(Data records)
○ ○ ○ ○ ○

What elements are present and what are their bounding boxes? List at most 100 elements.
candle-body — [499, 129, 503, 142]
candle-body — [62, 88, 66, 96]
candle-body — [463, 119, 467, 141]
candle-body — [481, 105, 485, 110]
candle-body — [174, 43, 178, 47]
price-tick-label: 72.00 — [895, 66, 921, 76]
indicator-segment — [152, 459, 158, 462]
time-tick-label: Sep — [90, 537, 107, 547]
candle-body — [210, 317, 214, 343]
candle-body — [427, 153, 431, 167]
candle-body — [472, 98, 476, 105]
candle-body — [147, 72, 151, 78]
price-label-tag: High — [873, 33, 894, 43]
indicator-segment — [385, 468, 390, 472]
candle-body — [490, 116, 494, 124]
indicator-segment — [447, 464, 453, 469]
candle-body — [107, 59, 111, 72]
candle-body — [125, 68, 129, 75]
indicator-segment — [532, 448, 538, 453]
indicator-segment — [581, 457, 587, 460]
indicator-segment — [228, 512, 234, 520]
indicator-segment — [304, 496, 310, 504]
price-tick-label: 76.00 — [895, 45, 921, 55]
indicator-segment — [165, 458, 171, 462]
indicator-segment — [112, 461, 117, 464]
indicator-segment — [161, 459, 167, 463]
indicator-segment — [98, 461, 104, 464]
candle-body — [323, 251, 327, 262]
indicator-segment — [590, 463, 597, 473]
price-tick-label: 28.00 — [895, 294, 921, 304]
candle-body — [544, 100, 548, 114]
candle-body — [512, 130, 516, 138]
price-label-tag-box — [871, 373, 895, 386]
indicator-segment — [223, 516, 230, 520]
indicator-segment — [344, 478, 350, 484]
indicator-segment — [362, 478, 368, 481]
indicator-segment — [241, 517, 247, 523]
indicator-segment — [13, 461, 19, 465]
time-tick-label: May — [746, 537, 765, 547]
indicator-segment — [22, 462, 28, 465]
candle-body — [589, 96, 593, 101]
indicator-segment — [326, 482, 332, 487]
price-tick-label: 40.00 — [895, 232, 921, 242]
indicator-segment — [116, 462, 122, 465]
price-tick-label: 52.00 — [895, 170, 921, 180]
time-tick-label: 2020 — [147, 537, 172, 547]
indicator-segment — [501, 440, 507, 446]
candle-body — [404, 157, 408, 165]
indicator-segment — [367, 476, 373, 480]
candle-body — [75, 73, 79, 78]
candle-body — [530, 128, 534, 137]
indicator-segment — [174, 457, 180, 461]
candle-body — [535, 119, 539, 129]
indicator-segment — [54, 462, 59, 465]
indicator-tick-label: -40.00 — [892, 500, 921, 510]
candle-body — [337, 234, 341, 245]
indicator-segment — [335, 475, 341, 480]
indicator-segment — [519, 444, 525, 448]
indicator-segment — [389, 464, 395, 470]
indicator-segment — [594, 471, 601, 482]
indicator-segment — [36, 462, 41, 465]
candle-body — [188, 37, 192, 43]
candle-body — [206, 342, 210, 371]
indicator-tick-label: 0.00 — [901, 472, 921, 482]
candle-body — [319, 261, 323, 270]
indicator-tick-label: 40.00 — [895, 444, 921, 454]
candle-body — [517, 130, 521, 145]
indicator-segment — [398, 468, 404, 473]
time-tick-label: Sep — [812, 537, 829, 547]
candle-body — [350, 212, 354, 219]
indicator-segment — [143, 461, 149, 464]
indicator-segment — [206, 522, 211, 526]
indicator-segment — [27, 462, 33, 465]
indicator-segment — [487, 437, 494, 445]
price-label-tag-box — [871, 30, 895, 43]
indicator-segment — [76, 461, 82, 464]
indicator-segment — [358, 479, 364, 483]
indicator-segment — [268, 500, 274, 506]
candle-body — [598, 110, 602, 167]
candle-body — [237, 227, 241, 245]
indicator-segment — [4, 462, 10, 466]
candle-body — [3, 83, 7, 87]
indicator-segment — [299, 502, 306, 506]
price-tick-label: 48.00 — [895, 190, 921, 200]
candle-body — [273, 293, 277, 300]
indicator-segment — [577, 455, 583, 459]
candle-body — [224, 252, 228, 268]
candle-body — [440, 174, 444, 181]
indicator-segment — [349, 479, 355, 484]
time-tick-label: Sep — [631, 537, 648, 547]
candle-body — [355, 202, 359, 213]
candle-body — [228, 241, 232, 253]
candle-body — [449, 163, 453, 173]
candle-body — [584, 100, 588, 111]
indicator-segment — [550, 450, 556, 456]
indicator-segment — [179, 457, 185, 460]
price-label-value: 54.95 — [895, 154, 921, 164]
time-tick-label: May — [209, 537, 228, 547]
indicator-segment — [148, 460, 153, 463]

○ ○ ○ ○ ○

**The request:**
Please repeat every line of the entries above word for word, keeping the original order.

**Expected output:**
What elements are present and what are their bounding boxes? List at most 100 elements.
candle-body — [499, 129, 503, 142]
candle-body — [62, 88, 66, 96]
candle-body — [463, 119, 467, 141]
candle-body — [481, 105, 485, 110]
candle-body — [174, 43, 178, 47]
price-tick-label: 72.00 — [895, 66, 921, 76]
indicator-segment — [152, 459, 158, 462]
time-tick-label: Sep — [90, 537, 107, 547]
candle-body — [210, 317, 214, 343]
candle-body — [427, 153, 431, 167]
candle-body — [472, 98, 476, 105]
candle-body — [147, 72, 151, 78]
price-label-tag: High — [873, 33, 894, 43]
indicator-segment — [385, 468, 390, 472]
candle-body — [490, 116, 494, 124]
indicator-segment — [447, 464, 453, 469]
candle-body — [107, 59, 111, 72]
candle-body — [125, 68, 129, 75]
indicator-segment — [532, 448, 538, 453]
indicator-segment — [581, 457, 587, 460]
indicator-segment — [228, 512, 234, 520]
indicator-segment — [304, 496, 310, 504]
price-tick-label: 76.00 — [895, 45, 921, 55]
indicator-segment — [165, 458, 171, 462]
indicator-segment — [112, 461, 117, 464]
indicator-segment — [161, 459, 167, 463]
indicator-segment — [98, 461, 104, 464]
candle-body — [323, 251, 327, 262]
indicator-segment — [590, 463, 597, 473]
price-tick-label: 28.00 — [895, 294, 921, 304]
candle-body — [544, 100, 548, 114]
candle-body — [512, 130, 516, 138]
price-label-tag-box — [871, 373, 895, 386]
indicator-segment — [223, 516, 230, 520]
indicator-segment — [344, 478, 350, 484]
indicator-segment — [362, 478, 368, 481]
indicator-segment — [241, 517, 247, 523]
indicator-segment — [13, 461, 19, 465]
time-tick-label: May — [746, 537, 765, 547]
indicator-segment — [22, 462, 28, 465]
candle-body — [589, 96, 593, 101]
indicator-segment — [326, 482, 332, 487]
price-tick-label: 40.00 — [895, 232, 921, 242]
indicator-segment — [116, 462, 122, 465]
price-tick-label: 52.00 — [895, 170, 921, 180]
time-tick-label: 2020 — [147, 537, 172, 547]
indicator-segment — [501, 440, 507, 446]
candle-body — [404, 157, 408, 165]
indicator-segment — [367, 476, 373, 480]
candle-body — [75, 73, 79, 78]
candle-body — [530, 128, 534, 137]
indicator-segment — [174, 457, 180, 461]
candle-body — [535, 119, 539, 129]
indicator-segment — [54, 462, 59, 465]
indicator-tick-label: -40.00 — [892, 500, 921, 510]
candle-body — [337, 234, 341, 245]
indicator-segment — [335, 475, 341, 480]
indicator-segment — [519, 444, 525, 448]
indicator-segment — [389, 464, 395, 470]
indicator-segment — [594, 471, 601, 482]
indicator-segment — [36, 462, 41, 465]
candle-body — [188, 37, 192, 43]
candle-body — [206, 342, 210, 371]
indicator-tick-label: 0.00 — [901, 472, 921, 482]
candle-body — [319, 261, 323, 270]
indicator-tick-label: 40.00 — [895, 444, 921, 454]
candle-body — [517, 130, 521, 145]
indicator-segment — [398, 468, 404, 473]
time-tick-label: Sep — [812, 537, 829, 547]
candle-body — [350, 212, 354, 219]
indicator-segment — [143, 461, 149, 464]
indicator-segment — [206, 522, 211, 526]
indicator-segment — [27, 462, 33, 465]
indicator-segment — [487, 437, 494, 445]
price-label-tag-box — [871, 30, 895, 43]
indicator-segment — [76, 461, 82, 464]
indicator-segment — [358, 479, 364, 483]
indicator-segment — [268, 500, 274, 506]
candle-body — [598, 110, 602, 167]
candle-body — [237, 227, 241, 245]
indicator-segment — [4, 462, 10, 466]
candle-body — [3, 83, 7, 87]
indicator-segment — [299, 502, 306, 506]
price-tick-label: 48.00 — [895, 190, 921, 200]
candle-body — [273, 293, 277, 300]
indicator-segment — [577, 455, 583, 459]
candle-body — [224, 252, 228, 268]
candle-body — [440, 174, 444, 181]
indicator-segment — [349, 479, 355, 484]
time-tick-label: Sep — [631, 537, 648, 547]
candle-body — [355, 202, 359, 213]
candle-body — [228, 241, 232, 253]
candle-body — [449, 163, 453, 173]
candle-body — [584, 100, 588, 111]
indicator-segment — [550, 450, 556, 456]
indicator-segment — [179, 457, 185, 460]
price-label-value: 54.95 — [895, 154, 921, 164]
time-tick-label: May — [209, 537, 228, 547]
indicator-segment — [148, 460, 153, 463]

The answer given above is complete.